=== To do ===
According to the study abstract on respiratory motor output in quadriplegics, what was the mean recruitment threshold (PCO2RT) for normal subjects?

Document Detail

Neuromechanical regulation of respiratory motor output in ventilator-dependent C1-C3 quadriplegics.
MedLine Citation:
PMID:  7559237     Owner:  NLM     Status:  MEDLINE    
To evaluate the role of phrenic and sternocleidomastoid afferents as alternate sources of inhibitory feedback during mechanical ventilation, we studied five C2-C3 quadriplegics with sensory denervation of the rib cage and diaphragm, six C1-C2 quadriplegics with additional loss of sensory feedback from the neck muscles, and seven normal subjects. We compared the return of inspiratory muscle activity [the recruitment threshold (PCO2RT)] during mechanical ventilation between subject groups after stepwise increases in end-tidal PCO2 (PETCO2) either by increasing the inspired fraction of CO2 (FICO2), decreasing tidal volume (VT; 50 ml/min), or decreasing frequency (f; 1 breath/2 min). Normal subjects were mechanically hyperventilated via a nasal mask until inspiratory activity was undetectable. Efferent input to the sternocleidomastoid was intact at both levels of spinal cord injury, but phasic activity was not evident at the quadriplegics' baseline resting ventilation. The PCO2RT was defined as the level of PETCO2 at which phasic activity of the diaphragm in normal subjects and of the sternocleidomastoid in C1-C2 and C2-C3 quadriplegics recurred. The mean PCO2RT (in response to raising PETCO2 via increased FICO2 while maintaining a high VT and f) was not significantly different (P = 0.6) between normal subjects (43 +/- 3 Torr) and C2-C3 quadriplegics (38 +/- 5 Torr). Both subject groups demonstrated a frequency- and volume-related inhibition, as evidenced by a substantially lower PCO2RT when PETCO2 was raised by reducing either VT or f. In contrast to the C2-C3 quadriplegics, the C1-C2 quadriplegics responded with a similar PCO2RT among the three different mechanical ventilation trials, independent of whether PETCO2 was raised with high VT and f, with reduced VT, or with reduced f. We conclude that feedback from at least some part of the chest wall is required to produce a volume- and frequency-dependent inhibition of inspiratory muscle activity observed during mechanical ventilation.

=== Raw data ===
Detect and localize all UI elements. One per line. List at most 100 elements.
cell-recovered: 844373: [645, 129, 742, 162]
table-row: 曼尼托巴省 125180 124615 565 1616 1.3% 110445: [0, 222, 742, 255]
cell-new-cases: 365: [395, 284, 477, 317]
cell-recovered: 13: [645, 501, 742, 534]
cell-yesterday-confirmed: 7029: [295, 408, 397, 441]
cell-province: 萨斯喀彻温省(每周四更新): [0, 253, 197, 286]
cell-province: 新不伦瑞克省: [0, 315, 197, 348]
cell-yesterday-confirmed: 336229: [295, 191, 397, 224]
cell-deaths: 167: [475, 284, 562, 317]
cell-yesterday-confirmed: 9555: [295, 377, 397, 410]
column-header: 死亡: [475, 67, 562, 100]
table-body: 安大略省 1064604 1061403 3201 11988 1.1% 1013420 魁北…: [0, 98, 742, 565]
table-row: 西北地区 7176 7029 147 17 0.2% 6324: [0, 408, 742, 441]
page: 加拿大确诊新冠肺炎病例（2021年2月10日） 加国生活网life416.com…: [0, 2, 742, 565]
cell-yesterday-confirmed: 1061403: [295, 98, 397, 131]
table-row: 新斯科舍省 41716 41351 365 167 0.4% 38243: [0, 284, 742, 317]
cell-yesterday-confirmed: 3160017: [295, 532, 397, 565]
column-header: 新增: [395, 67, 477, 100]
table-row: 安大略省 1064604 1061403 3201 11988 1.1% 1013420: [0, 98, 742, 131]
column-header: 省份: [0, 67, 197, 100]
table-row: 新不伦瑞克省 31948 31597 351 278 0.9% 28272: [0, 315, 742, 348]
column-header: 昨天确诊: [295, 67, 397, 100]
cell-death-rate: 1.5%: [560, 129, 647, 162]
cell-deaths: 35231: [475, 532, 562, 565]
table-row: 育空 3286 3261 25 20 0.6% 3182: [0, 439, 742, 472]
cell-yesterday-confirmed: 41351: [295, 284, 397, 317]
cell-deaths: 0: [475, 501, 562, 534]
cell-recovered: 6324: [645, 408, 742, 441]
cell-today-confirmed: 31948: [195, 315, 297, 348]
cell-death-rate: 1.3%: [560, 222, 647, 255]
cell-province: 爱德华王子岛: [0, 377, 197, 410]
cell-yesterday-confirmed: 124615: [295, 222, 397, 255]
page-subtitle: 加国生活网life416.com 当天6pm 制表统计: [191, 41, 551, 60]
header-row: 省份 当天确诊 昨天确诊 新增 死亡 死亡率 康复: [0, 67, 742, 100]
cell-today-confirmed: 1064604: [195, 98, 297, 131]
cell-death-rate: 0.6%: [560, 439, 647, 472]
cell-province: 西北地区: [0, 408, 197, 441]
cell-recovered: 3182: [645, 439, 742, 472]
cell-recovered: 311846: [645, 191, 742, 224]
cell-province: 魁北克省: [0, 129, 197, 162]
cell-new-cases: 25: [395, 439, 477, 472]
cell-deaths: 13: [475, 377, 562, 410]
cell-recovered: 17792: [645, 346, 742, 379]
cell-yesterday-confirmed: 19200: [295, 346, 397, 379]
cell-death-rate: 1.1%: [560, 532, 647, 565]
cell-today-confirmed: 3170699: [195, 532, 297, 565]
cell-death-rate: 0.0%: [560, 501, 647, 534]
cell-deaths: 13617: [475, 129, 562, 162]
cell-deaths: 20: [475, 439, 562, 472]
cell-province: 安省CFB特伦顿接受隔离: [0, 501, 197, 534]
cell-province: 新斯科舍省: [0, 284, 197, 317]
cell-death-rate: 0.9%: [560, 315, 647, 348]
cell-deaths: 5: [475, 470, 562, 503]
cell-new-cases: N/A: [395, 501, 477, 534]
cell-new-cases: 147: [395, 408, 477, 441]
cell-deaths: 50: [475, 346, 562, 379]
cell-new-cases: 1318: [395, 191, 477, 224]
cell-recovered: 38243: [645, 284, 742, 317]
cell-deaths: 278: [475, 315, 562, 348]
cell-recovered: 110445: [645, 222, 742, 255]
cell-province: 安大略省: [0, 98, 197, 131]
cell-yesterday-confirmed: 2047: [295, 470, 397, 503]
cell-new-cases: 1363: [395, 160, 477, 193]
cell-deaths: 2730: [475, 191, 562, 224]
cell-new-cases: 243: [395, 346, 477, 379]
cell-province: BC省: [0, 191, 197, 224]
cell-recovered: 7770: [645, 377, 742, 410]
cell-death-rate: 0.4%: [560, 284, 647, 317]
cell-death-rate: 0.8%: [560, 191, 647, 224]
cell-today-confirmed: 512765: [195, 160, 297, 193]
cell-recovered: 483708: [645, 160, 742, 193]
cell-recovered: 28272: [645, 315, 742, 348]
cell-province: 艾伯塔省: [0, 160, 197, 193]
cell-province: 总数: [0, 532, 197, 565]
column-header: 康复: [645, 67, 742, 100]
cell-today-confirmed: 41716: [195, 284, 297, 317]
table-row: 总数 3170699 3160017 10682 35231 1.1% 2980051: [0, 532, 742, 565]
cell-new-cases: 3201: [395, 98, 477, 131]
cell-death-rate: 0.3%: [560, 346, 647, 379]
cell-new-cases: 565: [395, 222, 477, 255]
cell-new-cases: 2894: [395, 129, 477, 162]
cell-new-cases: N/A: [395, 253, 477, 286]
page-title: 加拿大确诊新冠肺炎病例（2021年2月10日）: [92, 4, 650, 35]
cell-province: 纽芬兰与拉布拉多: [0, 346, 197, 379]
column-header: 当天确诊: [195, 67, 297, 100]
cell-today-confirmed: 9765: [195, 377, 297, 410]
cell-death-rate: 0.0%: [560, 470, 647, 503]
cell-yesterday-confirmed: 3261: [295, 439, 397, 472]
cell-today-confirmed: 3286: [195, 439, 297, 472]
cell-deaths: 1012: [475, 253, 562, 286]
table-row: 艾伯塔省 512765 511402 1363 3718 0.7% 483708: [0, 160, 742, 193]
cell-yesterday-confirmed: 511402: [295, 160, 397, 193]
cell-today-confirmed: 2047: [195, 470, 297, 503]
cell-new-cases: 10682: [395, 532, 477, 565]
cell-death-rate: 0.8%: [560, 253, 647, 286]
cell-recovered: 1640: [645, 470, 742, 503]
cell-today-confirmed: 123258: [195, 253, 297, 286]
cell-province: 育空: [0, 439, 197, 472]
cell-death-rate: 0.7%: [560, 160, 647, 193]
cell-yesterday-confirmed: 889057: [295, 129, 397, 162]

=== Exercise output ===
43 +/- 3 Torr